[start]
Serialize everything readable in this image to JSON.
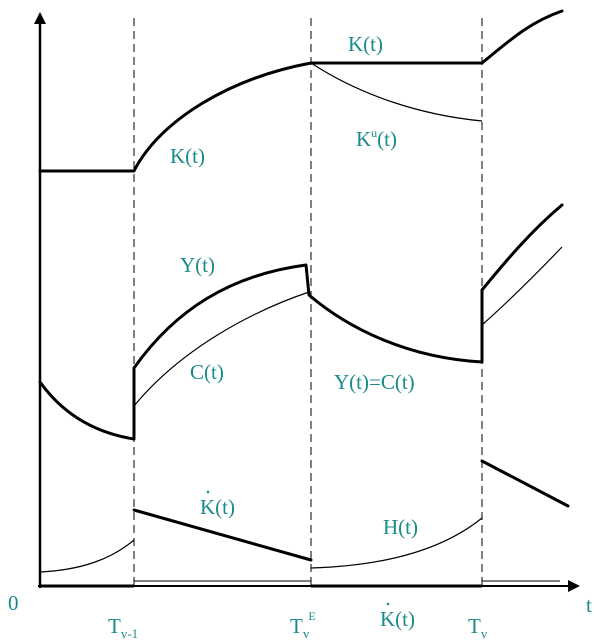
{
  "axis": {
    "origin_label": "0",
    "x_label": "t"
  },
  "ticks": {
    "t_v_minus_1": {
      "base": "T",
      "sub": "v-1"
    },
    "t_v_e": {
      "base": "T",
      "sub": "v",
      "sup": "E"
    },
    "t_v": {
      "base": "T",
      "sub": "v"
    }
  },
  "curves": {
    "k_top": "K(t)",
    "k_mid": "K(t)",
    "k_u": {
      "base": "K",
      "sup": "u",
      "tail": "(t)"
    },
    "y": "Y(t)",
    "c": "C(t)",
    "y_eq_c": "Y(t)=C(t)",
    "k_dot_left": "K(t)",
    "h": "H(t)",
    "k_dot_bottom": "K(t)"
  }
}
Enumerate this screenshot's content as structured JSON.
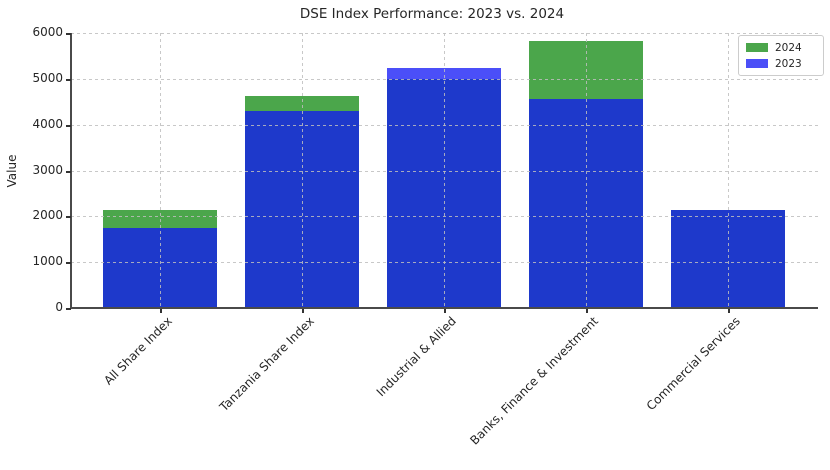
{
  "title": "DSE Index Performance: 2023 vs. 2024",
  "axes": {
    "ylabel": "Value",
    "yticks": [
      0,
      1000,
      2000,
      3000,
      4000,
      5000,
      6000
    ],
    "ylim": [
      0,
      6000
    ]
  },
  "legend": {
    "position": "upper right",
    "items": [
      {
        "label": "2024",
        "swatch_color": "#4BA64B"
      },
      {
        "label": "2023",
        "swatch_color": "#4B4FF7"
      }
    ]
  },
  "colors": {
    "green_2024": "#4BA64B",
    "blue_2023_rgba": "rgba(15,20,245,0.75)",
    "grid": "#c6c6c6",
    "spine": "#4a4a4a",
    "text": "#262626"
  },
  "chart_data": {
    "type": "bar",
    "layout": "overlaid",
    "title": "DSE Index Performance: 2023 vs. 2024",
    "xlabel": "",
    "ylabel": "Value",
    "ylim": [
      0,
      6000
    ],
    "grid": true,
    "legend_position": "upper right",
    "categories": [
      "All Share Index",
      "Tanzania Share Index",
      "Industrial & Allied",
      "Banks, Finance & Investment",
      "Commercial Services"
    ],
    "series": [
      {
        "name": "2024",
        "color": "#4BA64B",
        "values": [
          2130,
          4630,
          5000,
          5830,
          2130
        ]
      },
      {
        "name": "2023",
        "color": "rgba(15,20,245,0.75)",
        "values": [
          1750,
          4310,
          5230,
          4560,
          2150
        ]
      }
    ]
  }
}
[end]
[start]
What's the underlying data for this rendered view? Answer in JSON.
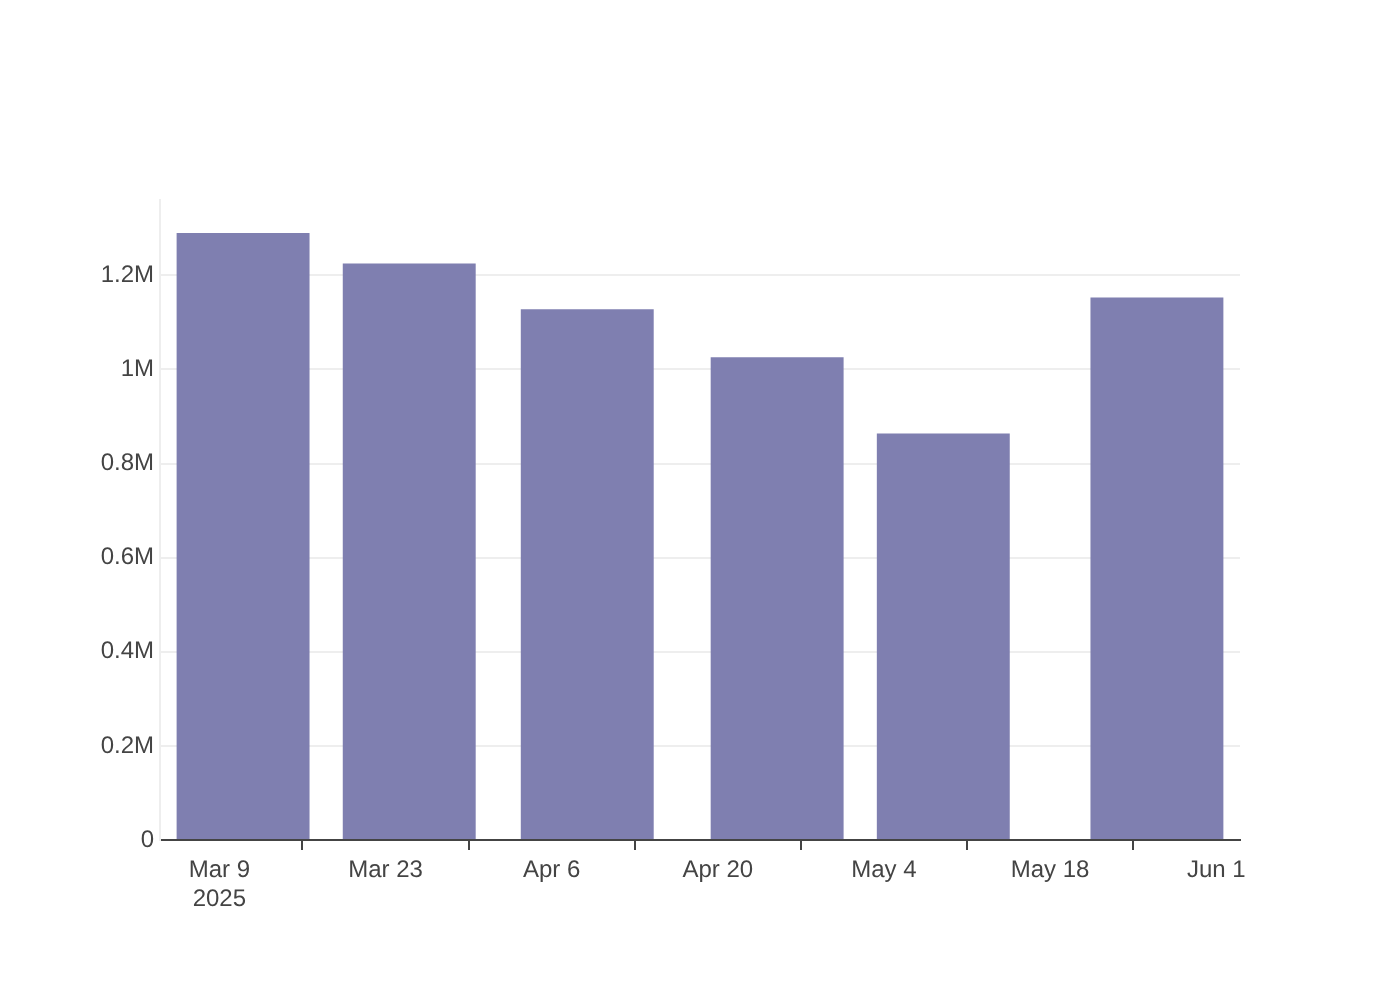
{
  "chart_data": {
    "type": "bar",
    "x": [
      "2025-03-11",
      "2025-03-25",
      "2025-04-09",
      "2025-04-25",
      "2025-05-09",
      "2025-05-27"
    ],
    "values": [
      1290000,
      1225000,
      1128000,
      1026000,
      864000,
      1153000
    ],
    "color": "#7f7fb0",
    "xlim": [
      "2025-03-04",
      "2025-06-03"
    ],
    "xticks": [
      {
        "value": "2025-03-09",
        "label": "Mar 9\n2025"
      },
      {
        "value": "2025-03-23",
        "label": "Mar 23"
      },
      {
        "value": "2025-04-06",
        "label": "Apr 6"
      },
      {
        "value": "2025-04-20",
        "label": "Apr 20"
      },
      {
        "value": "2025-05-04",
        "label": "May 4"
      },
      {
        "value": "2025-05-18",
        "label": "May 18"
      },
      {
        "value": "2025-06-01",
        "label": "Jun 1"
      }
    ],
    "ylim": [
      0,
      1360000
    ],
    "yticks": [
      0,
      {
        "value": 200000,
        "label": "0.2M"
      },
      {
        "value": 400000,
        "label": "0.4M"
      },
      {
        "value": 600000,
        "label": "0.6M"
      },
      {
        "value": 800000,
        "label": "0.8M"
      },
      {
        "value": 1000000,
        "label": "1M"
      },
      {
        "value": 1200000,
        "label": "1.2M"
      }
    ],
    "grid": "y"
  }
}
[end]
## Task goal
Search the lines for "rgba". Copy each line that has it.

## Reply
    "blue_2023_rgba": "rgba(15,20,245,0.75)",
        "color": "rgba(15,20,245,0.75)",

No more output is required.